[Dataset items]
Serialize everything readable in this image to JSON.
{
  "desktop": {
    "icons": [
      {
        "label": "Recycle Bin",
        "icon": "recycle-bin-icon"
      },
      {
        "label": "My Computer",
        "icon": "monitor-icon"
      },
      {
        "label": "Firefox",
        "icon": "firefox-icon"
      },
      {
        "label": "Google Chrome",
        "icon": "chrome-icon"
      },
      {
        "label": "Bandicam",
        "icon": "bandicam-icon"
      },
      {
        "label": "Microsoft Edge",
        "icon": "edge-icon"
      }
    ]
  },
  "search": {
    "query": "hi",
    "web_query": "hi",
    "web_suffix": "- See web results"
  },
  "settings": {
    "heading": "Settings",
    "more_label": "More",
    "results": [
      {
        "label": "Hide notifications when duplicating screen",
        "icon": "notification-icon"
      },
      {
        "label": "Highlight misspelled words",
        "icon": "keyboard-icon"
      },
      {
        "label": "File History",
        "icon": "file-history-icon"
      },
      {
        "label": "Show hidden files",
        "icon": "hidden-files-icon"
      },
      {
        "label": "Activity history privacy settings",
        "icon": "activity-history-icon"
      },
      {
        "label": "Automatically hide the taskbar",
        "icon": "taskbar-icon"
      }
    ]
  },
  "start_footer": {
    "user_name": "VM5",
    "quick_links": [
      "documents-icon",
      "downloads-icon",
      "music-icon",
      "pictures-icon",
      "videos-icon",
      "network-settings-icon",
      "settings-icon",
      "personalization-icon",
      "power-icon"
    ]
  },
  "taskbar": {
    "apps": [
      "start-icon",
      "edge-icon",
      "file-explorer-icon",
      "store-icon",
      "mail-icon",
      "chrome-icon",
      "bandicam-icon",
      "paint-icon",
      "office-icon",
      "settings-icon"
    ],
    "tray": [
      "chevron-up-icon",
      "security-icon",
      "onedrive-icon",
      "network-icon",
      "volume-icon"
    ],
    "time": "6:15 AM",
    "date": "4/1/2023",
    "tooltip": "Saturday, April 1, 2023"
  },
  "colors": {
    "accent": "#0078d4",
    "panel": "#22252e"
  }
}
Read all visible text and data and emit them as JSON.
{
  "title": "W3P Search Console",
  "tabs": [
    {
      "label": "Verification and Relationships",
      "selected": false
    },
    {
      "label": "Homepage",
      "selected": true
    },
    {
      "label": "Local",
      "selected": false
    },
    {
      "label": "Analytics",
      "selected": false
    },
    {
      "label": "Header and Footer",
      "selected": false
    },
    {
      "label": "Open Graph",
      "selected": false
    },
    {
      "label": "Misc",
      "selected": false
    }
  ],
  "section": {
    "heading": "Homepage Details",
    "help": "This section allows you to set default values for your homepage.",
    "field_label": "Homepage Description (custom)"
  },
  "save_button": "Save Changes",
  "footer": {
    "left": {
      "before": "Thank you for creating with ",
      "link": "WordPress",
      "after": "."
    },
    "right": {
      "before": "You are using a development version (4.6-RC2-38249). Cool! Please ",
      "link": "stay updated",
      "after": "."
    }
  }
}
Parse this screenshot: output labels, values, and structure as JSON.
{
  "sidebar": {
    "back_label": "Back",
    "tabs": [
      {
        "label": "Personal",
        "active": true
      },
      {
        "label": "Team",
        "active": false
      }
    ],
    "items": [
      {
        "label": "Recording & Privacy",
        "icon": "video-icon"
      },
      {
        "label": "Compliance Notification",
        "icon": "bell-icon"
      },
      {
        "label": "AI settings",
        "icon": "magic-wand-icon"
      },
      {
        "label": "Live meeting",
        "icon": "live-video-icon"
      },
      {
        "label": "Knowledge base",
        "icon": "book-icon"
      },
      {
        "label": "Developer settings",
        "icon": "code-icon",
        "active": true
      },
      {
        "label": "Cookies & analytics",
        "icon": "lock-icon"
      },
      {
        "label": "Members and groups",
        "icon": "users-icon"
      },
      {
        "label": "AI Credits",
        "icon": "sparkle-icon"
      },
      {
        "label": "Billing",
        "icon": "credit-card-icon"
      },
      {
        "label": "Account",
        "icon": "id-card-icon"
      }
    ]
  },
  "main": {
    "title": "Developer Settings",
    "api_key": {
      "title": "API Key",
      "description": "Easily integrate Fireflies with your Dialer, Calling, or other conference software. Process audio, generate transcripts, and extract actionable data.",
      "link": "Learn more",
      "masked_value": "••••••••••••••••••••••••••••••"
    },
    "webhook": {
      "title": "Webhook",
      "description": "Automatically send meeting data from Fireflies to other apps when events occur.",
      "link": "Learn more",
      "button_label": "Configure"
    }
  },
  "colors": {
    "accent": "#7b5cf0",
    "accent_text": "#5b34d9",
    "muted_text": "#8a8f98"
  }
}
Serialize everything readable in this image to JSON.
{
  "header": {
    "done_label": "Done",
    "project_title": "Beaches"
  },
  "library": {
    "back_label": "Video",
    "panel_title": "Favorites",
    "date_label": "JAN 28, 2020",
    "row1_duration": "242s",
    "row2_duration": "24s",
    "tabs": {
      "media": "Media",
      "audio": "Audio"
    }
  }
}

[STATED PROBLEM] Copy all the records above precisely.

[RESULT FOR THIS EXERCISE]
Serialize everything readable in this image to JSON.
{
  "desktop": {
    "icons": [
      {
        "label": "Recycle Bin",
        "icon": "recycle-bin-icon"
      },
      {
        "label": "My Computer",
        "icon": "monitor-icon"
      },
      {
        "label": "Firefox",
        "icon": "firefox-icon"
      },
      {
        "label": "Google Chrome",
        "icon": "chrome-icon"
      },
      {
        "label": "Bandicam",
        "icon": "bandicam-icon"
      },
      {
        "label": "Microsoft Edge",
        "icon": "edge-icon"
      }
    ]
  },
  "search": {
    "query": "hi",
    "web_query": "hi",
    "web_suffix": "- See web results"
  },
  "settings": {
    "heading": "Settings",
    "more_label": "More",
    "results": [
      {
        "label": "Hide notifications when duplicating screen",
        "icon": "notification-icon"
      },
      {
        "label": "Highlight misspelled words",
        "icon": "keyboard-icon"
      },
      {
        "label": "File History",
        "icon": "file-history-icon"
      },
      {
        "label": "Show hidden files",
        "icon": "hidden-files-icon"
      },
      {
        "label": "Activity history privacy settings",
        "icon": "activity-history-icon"
      },
      {
        "label": "Automatically hide the taskbar",
        "icon": "taskbar-icon"
      }
    ]
  },
  "start_footer": {
    "user_name": "VM5",
    "quick_links": [
      "documents-icon",
      "downloads-icon",
      "music-icon",
      "pictures-icon",
      "videos-icon",
      "network-settings-icon",
      "settings-icon",
      "personalization-icon",
      "power-icon"
    ]
  },
  "taskbar": {
    "apps": [
      "start-icon",
      "edge-icon",
      "file-explorer-icon",
      "store-icon",
      "mail-icon",
      "chrome-icon",
      "bandicam-icon",
      "paint-icon",
      "office-icon",
      "settings-icon"
    ],
    "tray": [
      "chevron-up-icon",
      "security-icon",
      "onedrive-icon",
      "network-icon",
      "volume-icon"
    ],
    "time": "6:15 AM",
    "date": "4/1/2023",
    "tooltip": "Saturday, April 1, 2023"
  },
  "colors": {
    "accent": "#0078d4",
    "panel": "#22252e"
  }
}
Read all visible text and data and emit them as JSON.
{
  "title": "W3P Search Console",
  "tabs": [
    {
      "label": "Verification and Relationships",
      "selected": false
    },
    {
      "label": "Homepage",
      "selected": true
    },
    {
      "label": "Local",
      "selected": false
    },
    {
      "label": "Analytics",
      "selected": false
    },
    {
      "label": "Header and Footer",
      "selected": false
    },
    {
      "label": "Open Graph",
      "selected": false
    },
    {
      "label": "Misc",
      "selected": false
    }
  ],
  "section": {
    "heading": "Homepage Details",
    "help": "This section allows you to set default values for your homepage.",
    "field_label": "Homepage Description (custom)"
  },
  "save_button": "Save Changes",
  "footer": {
    "left": {
      "before": "Thank you for creating with ",
      "link": "WordPress",
      "after": "."
    },
    "right": {
      "before": "You are using a development version (4.6-RC2-38249). Cool! Please ",
      "link": "stay updated",
      "after": "."
    }
  }
}
Parse this screenshot: output labels, values, and structure as JSON.
{
  "sidebar": {
    "back_label": "Back",
    "tabs": [
      {
        "label": "Personal",
        "active": true
      },
      {
        "label": "Team",
        "active": false
      }
    ],
    "items": [
      {
        "label": "Recording & Privacy",
        "icon": "video-icon"
      },
      {
        "label": "Compliance Notification",
        "icon": "bell-icon"
      },
      {
        "label": "AI settings",
        "icon": "magic-wand-icon"
      },
      {
        "label": "Live meeting",
        "icon": "live-video-icon"
      },
      {
        "label": "Knowledge base",
        "icon": "book-icon"
      },
      {
        "label": "Developer settings",
        "icon": "code-icon",
        "active": true
      },
      {
        "label": "Cookies & analytics",
        "icon": "lock-icon"
      },
      {
        "label": "Members and groups",
        "icon": "users-icon"
      },
      {
        "label": "AI Credits",
        "icon": "sparkle-icon"
      },
      {
        "label": "Billing",
        "icon": "credit-card-icon"
      },
      {
        "label": "Account",
        "icon": "id-card-icon"
      }
    ]
  },
  "main": {
    "title": "Developer Settings",
    "api_key": {
      "title": "API Key",
      "description": "Easily integrate Fireflies with your Dialer, Calling, or other conference software. Process audio, generate transcripts, and extract actionable data.",
      "link": "Learn more",
      "masked_value": "••••••••••••••••••••••••••••••"
    },
    "webhook": {
      "title": "Webhook",
      "description": "Automatically send meeting data from Fireflies to other apps when events occur.",
      "link": "Learn more",
      "button_label": "Configure"
    }
  },
  "colors": {
    "accent": "#7b5cf0",
    "accent_text": "#5b34d9",
    "muted_text": "#8a8f98"
  }
}
Serialize everything readable in this image to JSON.
{
  "header": {
    "done_label": "Done",
    "project_title": "Beaches"
  },
  "library": {
    "back_label": "Video",
    "panel_title": "Favorites",
    "date_label": "JAN 28, 2020",
    "row1_duration": "242s",
    "row2_duration": "24s",
    "tabs": {
      "media": "Media",
      "audio": "Audio"
    }
  }
}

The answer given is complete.